_The exercise_
Reproduce the records below in full and exactly, without their images.

_Listing_
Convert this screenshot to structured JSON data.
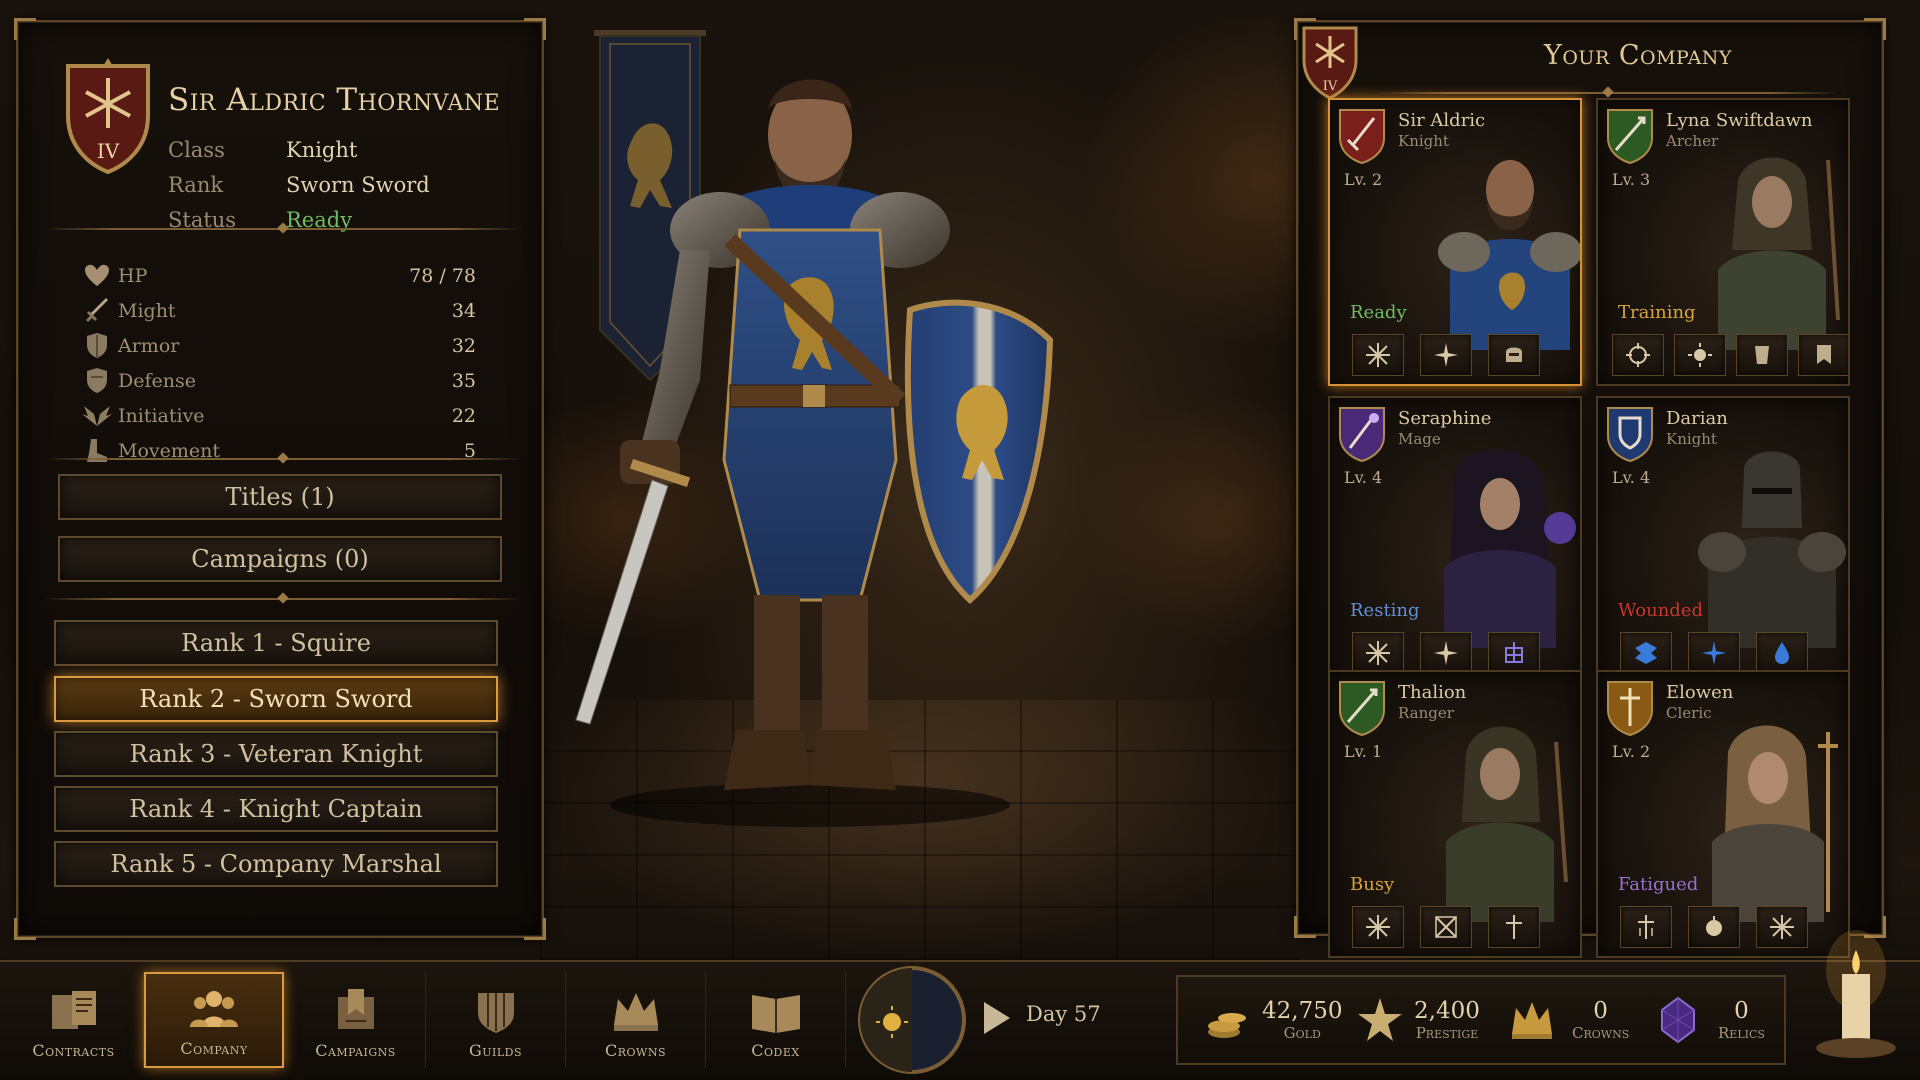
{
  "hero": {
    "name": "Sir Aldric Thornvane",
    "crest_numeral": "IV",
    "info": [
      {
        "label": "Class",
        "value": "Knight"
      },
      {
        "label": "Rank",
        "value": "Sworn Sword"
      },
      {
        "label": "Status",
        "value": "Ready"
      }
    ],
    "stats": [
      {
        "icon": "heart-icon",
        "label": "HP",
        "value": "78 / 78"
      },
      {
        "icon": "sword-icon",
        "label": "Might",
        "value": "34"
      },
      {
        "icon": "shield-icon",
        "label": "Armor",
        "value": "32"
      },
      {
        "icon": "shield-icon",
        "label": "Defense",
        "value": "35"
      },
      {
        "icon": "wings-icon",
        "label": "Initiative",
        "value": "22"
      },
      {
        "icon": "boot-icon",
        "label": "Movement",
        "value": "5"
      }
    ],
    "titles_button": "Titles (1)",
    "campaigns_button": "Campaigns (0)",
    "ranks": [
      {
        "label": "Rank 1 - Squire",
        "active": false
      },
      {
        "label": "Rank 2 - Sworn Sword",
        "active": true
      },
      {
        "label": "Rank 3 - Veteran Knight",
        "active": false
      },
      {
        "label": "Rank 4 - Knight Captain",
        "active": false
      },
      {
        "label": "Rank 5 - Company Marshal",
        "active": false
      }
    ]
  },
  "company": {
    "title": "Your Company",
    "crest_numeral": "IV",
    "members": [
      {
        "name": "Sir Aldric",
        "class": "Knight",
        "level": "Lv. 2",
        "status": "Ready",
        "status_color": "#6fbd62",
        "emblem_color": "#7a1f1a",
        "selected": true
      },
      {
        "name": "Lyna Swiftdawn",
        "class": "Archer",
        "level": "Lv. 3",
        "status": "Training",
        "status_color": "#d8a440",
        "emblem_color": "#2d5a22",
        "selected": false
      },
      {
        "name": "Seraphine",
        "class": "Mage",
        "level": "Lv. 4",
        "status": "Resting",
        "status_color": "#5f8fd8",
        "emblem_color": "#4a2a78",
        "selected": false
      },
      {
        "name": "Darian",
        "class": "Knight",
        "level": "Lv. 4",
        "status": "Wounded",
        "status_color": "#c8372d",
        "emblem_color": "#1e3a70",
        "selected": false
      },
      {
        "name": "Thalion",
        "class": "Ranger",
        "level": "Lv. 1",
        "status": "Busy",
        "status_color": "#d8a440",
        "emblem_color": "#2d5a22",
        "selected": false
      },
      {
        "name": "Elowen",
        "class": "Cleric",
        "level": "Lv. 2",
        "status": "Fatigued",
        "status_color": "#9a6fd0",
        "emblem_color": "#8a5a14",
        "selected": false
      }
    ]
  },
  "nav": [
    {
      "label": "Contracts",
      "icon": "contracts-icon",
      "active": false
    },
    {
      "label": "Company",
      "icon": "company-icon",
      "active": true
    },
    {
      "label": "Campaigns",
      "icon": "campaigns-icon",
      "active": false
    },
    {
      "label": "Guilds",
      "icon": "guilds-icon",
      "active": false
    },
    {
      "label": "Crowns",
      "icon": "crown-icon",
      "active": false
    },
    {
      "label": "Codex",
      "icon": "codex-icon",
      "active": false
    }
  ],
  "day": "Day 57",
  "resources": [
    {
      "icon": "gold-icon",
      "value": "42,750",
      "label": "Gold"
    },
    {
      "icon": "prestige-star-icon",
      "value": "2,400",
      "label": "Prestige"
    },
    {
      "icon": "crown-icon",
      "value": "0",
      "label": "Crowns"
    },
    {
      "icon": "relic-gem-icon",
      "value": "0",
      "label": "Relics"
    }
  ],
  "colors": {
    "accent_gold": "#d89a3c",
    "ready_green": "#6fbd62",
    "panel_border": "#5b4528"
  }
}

_Expected answer_
Convert this screenshot to structured JSON data.
{
  "hero": {
    "name": "Sir Aldric Thornvane",
    "crest_numeral": "IV",
    "info": [
      {
        "label": "Class",
        "value": "Knight"
      },
      {
        "label": "Rank",
        "value": "Sworn Sword"
      },
      {
        "label": "Status",
        "value": "Ready"
      }
    ],
    "stats": [
      {
        "icon": "heart-icon",
        "label": "HP",
        "value": "78 / 78"
      },
      {
        "icon": "sword-icon",
        "label": "Might",
        "value": "34"
      },
      {
        "icon": "shield-icon",
        "label": "Armor",
        "value": "32"
      },
      {
        "icon": "shield-icon",
        "label": "Defense",
        "value": "35"
      },
      {
        "icon": "wings-icon",
        "label": "Initiative",
        "value": "22"
      },
      {
        "icon": "boot-icon",
        "label": "Movement",
        "value": "5"
      }
    ],
    "titles_button": "Titles (1)",
    "campaigns_button": "Campaigns (0)",
    "ranks": [
      {
        "label": "Rank 1 - Squire",
        "active": false
      },
      {
        "label": "Rank 2 - Sworn Sword",
        "active": true
      },
      {
        "label": "Rank 3 - Veteran Knight",
        "active": false
      },
      {
        "label": "Rank 4 - Knight Captain",
        "active": false
      },
      {
        "label": "Rank 5 - Company Marshal",
        "active": false
      }
    ]
  },
  "company": {
    "title": "Your Company",
    "crest_numeral": "IV",
    "members": [
      {
        "name": "Sir Aldric",
        "class": "Knight",
        "level": "Lv. 2",
        "status": "Ready",
        "status_color": "#6fbd62",
        "emblem_color": "#7a1f1a",
        "selected": true
      },
      {
        "name": "Lyna Swiftdawn",
        "class": "Archer",
        "level": "Lv. 3",
        "status": "Training",
        "status_color": "#d8a440",
        "emblem_color": "#2d5a22",
        "selected": false
      },
      {
        "name": "Seraphine",
        "class": "Mage",
        "level": "Lv. 4",
        "status": "Resting",
        "status_color": "#5f8fd8",
        "emblem_color": "#4a2a78",
        "selected": false
      },
      {
        "name": "Darian",
        "class": "Knight",
        "level": "Lv. 4",
        "status": "Wounded",
        "status_color": "#c8372d",
        "emblem_color": "#1e3a70",
        "selected": false
      },
      {
        "name": "Thalion",
        "class": "Ranger",
        "level": "Lv. 1",
        "status": "Busy",
        "status_color": "#d8a440",
        "emblem_color": "#2d5a22",
        "selected": false
      },
      {
        "name": "Elowen",
        "class": "Cleric",
        "level": "Lv. 2",
        "status": "Fatigued",
        "status_color": "#9a6fd0",
        "emblem_color": "#8a5a14",
        "selected": false
      }
    ]
  },
  "nav": [
    {
      "label": "Contracts",
      "icon": "contracts-icon",
      "active": false
    },
    {
      "label": "Company",
      "icon": "company-icon",
      "active": true
    },
    {
      "label": "Campaigns",
      "icon": "campaigns-icon",
      "active": false
    },
    {
      "label": "Guilds",
      "icon": "guilds-icon",
      "active": false
    },
    {
      "label": "Crowns",
      "icon": "crown-icon",
      "active": false
    },
    {
      "label": "Codex",
      "icon": "codex-icon",
      "active": false
    }
  ],
  "day": "Day 57",
  "resources": [
    {
      "icon": "gold-icon",
      "value": "42,750",
      "label": "Gold"
    },
    {
      "icon": "prestige-star-icon",
      "value": "2,400",
      "label": "Prestige"
    },
    {
      "icon": "crown-icon",
      "value": "0",
      "label": "Crowns"
    },
    {
      "icon": "relic-gem-icon",
      "value": "0",
      "label": "Relics"
    }
  ],
  "colors": {
    "accent_gold": "#d89a3c",
    "ready_green": "#6fbd62",
    "panel_border": "#5b4528"
  }
}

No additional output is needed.